■ Data shown ■
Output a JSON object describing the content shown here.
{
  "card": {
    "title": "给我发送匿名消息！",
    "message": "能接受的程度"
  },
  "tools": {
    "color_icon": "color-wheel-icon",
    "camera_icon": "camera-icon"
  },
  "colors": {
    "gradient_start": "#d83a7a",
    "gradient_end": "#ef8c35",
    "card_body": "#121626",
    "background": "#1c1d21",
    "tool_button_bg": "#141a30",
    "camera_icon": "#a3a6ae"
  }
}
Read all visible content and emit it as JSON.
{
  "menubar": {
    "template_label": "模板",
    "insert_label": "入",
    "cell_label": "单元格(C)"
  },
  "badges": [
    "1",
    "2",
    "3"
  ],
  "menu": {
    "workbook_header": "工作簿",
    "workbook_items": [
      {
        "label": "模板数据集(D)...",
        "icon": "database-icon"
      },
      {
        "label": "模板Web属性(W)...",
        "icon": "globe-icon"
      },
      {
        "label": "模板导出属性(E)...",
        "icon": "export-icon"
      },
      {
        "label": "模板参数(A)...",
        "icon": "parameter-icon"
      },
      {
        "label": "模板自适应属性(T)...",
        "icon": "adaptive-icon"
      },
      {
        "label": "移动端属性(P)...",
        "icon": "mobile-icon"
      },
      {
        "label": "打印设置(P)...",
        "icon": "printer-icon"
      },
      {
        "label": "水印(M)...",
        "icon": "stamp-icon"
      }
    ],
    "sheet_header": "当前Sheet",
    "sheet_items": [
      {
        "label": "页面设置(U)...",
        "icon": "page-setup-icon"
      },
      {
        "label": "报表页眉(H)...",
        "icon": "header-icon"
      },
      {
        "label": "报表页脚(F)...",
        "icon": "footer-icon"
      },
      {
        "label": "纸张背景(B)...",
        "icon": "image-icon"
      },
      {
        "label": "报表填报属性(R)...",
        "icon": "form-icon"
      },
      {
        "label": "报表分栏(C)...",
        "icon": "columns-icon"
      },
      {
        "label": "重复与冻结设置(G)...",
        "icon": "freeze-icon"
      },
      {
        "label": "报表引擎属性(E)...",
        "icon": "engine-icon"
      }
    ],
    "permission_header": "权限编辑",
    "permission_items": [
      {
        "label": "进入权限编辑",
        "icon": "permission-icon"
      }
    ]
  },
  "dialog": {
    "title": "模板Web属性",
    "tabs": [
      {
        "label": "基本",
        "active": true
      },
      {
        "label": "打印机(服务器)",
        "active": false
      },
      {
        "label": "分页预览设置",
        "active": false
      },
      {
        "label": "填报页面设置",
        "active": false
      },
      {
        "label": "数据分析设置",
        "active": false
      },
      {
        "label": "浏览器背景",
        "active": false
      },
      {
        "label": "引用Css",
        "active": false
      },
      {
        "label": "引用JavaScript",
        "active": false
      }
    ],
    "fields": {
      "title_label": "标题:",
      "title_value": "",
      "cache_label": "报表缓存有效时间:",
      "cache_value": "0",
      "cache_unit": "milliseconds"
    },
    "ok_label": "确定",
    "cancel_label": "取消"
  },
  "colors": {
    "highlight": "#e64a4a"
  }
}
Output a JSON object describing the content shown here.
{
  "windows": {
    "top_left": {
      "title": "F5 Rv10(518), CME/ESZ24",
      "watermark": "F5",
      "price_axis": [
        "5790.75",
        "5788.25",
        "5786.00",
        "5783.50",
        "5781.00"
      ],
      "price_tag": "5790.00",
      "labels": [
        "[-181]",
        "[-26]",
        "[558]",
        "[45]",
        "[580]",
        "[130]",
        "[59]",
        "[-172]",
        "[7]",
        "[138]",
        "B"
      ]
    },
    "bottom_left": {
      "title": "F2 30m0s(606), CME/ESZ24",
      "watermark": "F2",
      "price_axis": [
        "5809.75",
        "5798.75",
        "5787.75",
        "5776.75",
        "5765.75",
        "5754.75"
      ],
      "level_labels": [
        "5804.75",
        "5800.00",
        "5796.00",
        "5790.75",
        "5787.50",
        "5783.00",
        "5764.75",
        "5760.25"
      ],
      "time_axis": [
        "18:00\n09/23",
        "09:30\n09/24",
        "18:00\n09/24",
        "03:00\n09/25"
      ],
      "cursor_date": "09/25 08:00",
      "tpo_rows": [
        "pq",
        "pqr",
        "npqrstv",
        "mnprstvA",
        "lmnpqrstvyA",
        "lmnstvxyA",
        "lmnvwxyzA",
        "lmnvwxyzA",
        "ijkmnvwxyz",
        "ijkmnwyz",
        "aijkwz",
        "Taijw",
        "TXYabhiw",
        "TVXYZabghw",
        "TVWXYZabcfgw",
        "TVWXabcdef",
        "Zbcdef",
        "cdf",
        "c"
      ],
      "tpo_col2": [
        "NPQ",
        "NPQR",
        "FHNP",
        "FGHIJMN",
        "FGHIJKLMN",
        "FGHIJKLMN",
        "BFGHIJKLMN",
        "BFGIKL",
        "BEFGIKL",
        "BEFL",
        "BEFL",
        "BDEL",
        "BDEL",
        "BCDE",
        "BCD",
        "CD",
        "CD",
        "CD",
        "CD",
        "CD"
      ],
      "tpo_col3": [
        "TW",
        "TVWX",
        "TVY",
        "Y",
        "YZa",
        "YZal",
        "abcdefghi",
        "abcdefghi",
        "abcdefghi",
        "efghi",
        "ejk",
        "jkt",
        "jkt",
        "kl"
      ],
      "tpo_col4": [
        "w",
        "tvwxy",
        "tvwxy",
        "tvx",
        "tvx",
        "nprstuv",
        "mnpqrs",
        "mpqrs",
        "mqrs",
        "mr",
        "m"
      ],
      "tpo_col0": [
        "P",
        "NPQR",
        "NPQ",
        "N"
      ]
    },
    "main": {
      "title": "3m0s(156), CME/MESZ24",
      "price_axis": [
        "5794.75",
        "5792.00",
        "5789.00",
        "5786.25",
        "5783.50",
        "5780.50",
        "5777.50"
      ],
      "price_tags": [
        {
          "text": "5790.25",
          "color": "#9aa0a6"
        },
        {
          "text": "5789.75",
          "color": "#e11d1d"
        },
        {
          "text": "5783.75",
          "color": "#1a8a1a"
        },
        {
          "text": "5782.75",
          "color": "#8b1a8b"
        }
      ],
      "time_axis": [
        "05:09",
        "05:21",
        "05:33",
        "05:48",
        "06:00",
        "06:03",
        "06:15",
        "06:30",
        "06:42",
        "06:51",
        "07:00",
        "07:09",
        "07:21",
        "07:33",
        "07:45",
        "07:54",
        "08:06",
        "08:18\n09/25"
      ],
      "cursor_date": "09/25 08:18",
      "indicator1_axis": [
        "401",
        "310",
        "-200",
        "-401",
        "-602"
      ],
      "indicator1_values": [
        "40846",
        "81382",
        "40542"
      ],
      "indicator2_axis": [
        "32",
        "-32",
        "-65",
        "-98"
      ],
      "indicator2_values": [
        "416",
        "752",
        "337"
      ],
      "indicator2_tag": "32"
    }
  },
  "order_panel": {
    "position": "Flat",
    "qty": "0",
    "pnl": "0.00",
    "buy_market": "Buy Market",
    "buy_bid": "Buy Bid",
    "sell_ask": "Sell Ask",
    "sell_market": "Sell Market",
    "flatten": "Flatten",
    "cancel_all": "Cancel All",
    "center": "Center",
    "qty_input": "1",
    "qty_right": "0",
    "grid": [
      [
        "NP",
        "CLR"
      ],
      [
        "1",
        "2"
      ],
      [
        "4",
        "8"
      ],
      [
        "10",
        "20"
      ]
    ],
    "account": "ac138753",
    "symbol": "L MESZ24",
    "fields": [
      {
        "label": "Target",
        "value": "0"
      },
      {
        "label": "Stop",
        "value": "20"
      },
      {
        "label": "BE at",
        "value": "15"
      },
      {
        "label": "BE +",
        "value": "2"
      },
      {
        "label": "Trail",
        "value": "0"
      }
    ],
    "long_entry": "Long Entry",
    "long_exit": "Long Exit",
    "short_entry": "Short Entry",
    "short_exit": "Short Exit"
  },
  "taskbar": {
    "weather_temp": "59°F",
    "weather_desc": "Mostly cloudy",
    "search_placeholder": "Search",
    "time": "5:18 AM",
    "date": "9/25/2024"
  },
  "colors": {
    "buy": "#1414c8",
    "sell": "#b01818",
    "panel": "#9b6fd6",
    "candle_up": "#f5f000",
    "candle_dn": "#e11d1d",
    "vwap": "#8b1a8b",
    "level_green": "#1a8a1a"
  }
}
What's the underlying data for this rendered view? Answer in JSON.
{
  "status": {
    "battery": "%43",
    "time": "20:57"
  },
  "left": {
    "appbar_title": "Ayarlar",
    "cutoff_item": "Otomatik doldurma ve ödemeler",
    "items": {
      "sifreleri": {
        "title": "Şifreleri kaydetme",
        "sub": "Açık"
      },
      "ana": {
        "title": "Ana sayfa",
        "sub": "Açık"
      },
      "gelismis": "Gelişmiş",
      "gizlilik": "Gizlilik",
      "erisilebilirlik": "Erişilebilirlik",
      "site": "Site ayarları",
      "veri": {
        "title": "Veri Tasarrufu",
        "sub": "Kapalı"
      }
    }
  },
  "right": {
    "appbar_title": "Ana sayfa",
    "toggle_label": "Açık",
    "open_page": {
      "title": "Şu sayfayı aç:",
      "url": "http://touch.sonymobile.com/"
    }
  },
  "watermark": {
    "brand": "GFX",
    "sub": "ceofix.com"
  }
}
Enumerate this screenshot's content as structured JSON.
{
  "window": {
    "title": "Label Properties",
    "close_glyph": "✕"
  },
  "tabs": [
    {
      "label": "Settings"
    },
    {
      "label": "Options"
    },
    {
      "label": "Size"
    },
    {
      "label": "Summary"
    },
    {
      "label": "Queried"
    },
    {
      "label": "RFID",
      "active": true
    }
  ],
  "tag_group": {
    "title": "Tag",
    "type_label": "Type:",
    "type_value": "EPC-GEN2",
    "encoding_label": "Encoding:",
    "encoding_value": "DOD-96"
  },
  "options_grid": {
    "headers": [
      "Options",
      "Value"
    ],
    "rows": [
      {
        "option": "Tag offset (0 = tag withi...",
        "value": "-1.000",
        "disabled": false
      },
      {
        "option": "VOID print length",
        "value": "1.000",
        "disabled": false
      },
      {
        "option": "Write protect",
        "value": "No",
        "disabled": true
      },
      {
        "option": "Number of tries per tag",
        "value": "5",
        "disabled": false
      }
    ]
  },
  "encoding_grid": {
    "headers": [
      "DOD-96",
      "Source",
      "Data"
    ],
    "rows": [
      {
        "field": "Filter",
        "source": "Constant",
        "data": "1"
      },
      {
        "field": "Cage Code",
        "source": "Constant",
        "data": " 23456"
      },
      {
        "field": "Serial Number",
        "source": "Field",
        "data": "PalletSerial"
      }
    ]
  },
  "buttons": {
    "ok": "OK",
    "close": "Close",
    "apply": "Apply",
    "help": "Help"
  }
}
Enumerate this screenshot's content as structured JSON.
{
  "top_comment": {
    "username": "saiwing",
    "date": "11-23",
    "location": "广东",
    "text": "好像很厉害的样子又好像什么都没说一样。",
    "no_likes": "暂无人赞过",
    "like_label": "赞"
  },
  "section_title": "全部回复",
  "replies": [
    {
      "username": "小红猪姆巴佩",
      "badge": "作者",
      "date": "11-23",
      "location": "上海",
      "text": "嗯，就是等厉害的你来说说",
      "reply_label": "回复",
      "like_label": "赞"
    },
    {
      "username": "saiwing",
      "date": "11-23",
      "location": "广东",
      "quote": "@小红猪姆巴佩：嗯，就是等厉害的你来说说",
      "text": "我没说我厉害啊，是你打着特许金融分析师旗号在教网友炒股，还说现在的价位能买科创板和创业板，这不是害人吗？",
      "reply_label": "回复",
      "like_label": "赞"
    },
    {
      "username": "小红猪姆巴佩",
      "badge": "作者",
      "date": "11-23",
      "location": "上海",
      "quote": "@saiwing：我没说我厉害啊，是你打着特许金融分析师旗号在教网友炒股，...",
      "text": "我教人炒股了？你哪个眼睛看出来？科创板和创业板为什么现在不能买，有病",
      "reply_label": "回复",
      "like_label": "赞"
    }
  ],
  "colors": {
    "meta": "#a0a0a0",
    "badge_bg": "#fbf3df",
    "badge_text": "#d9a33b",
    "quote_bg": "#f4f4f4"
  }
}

■ Task objective ■
Copy every line of the listing that contains the word "就是等厉害的你来说说".

■ Answer for this exercise ■
      "text": "嗯，就是等厉害的你来说说",
      "quote": "@小红猪姆巴佩：嗯，就是等厉害的你来说说",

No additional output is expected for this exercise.